>> BEGIN INFORMATION SUPPLIED

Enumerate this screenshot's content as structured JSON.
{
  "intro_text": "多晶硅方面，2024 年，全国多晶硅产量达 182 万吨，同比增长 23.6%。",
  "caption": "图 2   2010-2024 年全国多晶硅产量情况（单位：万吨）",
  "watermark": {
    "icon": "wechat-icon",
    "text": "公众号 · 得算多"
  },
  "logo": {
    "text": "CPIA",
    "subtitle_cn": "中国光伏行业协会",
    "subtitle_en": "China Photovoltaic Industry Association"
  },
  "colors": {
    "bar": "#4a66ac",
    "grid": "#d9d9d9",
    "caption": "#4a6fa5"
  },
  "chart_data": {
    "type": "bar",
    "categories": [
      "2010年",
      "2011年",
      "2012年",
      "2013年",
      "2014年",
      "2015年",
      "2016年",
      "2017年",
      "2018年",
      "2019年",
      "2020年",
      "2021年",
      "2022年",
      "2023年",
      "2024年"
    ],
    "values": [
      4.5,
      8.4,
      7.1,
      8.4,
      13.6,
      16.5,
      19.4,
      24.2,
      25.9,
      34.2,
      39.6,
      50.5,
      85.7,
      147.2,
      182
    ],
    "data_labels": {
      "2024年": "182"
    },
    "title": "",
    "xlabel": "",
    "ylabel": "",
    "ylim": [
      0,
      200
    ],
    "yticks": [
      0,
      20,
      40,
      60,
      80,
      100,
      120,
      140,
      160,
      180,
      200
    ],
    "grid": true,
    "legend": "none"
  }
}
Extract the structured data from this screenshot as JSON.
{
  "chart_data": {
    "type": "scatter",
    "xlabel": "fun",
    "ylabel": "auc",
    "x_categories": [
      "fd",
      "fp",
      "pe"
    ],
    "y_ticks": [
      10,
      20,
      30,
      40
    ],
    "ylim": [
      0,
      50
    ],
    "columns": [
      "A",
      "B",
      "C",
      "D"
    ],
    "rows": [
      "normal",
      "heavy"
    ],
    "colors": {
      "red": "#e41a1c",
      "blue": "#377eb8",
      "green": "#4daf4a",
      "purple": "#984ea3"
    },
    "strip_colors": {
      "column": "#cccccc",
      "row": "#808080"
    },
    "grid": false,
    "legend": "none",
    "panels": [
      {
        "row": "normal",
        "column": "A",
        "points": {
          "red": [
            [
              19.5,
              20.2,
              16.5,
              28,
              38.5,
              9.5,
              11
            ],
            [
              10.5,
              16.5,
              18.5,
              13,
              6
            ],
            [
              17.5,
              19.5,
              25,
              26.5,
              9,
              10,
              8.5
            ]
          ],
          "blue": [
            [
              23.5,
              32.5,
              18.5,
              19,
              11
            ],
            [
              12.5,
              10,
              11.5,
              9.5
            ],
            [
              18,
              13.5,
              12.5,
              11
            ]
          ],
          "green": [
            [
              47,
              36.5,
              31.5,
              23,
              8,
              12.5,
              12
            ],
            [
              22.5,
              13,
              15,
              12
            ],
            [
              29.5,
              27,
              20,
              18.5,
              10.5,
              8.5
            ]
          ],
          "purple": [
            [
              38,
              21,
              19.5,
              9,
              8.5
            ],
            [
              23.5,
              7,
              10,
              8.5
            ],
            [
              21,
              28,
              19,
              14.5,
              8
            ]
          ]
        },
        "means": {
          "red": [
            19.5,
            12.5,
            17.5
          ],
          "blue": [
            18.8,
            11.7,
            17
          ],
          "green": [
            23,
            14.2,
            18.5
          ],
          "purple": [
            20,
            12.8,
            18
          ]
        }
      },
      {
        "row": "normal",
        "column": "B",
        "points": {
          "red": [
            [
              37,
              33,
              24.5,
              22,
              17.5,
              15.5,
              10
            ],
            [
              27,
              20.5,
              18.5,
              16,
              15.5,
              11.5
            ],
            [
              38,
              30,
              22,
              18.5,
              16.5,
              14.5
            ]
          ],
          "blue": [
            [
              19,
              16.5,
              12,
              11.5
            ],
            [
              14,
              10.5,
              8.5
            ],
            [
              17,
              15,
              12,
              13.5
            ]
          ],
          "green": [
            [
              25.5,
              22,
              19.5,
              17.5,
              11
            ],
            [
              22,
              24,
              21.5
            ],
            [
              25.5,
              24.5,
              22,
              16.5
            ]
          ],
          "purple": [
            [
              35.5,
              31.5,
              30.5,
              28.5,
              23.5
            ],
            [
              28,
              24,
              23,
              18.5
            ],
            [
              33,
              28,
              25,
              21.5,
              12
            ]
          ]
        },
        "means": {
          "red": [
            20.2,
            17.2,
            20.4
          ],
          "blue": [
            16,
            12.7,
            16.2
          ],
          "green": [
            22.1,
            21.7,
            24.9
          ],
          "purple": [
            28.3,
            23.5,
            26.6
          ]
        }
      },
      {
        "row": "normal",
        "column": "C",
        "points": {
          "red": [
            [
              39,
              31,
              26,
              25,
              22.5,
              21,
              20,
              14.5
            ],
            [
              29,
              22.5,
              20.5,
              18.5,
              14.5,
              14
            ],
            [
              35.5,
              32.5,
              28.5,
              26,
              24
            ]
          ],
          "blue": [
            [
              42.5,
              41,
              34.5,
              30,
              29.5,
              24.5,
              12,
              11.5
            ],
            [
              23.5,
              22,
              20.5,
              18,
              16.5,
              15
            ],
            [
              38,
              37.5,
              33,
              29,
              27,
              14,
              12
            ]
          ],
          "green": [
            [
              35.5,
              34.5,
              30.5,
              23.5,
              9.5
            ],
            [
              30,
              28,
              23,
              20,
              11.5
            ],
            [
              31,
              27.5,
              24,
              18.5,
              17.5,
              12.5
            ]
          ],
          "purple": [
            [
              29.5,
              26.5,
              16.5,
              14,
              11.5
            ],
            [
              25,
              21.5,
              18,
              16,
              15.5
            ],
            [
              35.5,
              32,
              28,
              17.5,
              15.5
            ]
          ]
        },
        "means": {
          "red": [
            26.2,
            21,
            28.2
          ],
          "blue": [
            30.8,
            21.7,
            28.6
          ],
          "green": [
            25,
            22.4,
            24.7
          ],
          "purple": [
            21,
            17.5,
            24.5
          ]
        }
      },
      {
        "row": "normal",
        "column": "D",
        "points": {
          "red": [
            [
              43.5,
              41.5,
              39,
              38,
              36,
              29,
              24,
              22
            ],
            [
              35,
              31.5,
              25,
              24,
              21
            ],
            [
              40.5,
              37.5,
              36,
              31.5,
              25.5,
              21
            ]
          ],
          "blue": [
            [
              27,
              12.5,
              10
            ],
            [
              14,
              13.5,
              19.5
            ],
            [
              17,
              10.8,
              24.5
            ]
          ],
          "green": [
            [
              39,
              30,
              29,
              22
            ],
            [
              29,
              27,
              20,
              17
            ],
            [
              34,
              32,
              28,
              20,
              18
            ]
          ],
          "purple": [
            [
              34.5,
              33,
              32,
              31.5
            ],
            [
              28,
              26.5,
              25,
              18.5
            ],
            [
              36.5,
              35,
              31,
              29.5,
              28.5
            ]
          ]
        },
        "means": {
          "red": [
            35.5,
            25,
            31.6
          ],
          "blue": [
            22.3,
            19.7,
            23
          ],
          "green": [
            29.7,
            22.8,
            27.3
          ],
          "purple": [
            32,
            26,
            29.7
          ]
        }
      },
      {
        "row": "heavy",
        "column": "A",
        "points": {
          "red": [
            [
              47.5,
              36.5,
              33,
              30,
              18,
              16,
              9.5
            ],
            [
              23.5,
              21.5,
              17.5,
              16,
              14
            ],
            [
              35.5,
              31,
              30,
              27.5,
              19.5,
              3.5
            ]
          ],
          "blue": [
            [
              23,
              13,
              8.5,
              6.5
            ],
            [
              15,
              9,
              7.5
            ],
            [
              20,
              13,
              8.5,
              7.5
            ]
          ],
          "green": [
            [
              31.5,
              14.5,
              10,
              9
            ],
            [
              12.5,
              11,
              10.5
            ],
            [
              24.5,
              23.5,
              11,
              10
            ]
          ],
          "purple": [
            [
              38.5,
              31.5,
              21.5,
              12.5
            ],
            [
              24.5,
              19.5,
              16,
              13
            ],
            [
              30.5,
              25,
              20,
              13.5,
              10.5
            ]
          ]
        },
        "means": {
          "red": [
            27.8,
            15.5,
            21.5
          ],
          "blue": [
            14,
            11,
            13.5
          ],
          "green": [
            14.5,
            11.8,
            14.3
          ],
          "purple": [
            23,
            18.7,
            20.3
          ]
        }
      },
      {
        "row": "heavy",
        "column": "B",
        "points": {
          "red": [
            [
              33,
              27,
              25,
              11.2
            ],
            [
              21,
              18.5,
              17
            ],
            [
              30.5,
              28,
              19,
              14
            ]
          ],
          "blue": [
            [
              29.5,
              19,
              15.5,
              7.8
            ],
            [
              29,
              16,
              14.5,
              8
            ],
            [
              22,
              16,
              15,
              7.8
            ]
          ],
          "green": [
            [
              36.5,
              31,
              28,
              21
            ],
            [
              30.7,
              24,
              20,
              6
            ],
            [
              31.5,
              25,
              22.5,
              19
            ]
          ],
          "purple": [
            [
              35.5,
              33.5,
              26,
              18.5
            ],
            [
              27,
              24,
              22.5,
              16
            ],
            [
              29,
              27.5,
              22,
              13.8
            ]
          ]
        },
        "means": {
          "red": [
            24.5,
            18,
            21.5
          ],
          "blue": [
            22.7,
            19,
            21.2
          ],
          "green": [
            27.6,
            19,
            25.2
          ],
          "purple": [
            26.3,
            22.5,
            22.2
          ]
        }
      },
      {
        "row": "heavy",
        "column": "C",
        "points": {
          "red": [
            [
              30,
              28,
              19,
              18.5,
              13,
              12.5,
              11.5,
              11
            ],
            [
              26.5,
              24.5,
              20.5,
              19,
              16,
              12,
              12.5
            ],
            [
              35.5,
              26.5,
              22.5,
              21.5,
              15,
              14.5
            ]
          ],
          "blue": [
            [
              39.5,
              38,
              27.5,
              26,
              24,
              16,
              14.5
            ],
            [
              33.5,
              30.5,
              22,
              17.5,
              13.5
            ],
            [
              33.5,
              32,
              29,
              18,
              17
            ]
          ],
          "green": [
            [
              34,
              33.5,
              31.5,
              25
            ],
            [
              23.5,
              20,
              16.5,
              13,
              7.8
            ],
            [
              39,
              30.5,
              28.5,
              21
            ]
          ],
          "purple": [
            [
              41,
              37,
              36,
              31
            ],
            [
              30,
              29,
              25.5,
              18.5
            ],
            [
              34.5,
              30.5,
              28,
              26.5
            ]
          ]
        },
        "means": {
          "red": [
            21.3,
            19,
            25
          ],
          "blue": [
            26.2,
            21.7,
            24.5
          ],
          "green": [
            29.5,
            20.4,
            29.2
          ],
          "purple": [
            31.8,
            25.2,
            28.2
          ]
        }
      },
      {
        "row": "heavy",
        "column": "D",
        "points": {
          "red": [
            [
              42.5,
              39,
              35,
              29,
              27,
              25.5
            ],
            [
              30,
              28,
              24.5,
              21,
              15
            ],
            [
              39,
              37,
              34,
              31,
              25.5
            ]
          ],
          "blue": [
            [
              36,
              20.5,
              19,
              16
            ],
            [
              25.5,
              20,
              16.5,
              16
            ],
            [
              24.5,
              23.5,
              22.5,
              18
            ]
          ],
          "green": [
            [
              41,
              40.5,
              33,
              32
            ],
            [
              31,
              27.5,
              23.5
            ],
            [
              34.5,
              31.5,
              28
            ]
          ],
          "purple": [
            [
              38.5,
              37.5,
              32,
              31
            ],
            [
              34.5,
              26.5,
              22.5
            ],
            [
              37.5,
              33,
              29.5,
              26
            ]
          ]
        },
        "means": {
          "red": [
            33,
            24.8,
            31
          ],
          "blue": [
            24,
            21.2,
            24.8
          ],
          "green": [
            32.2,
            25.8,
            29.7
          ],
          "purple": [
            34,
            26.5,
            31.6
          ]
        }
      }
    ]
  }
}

>> END INFORMATION SUPPLIED

WORK TO COMPLETE — For each line in the data above that contains the string "caption", extract the line.

OUTPUT FOR THIS EXERCISE —
  "caption": "图 2   2010-2024 年全国多晶硅产量情况（单位：万吨）",
    "caption": "#4a6fa5"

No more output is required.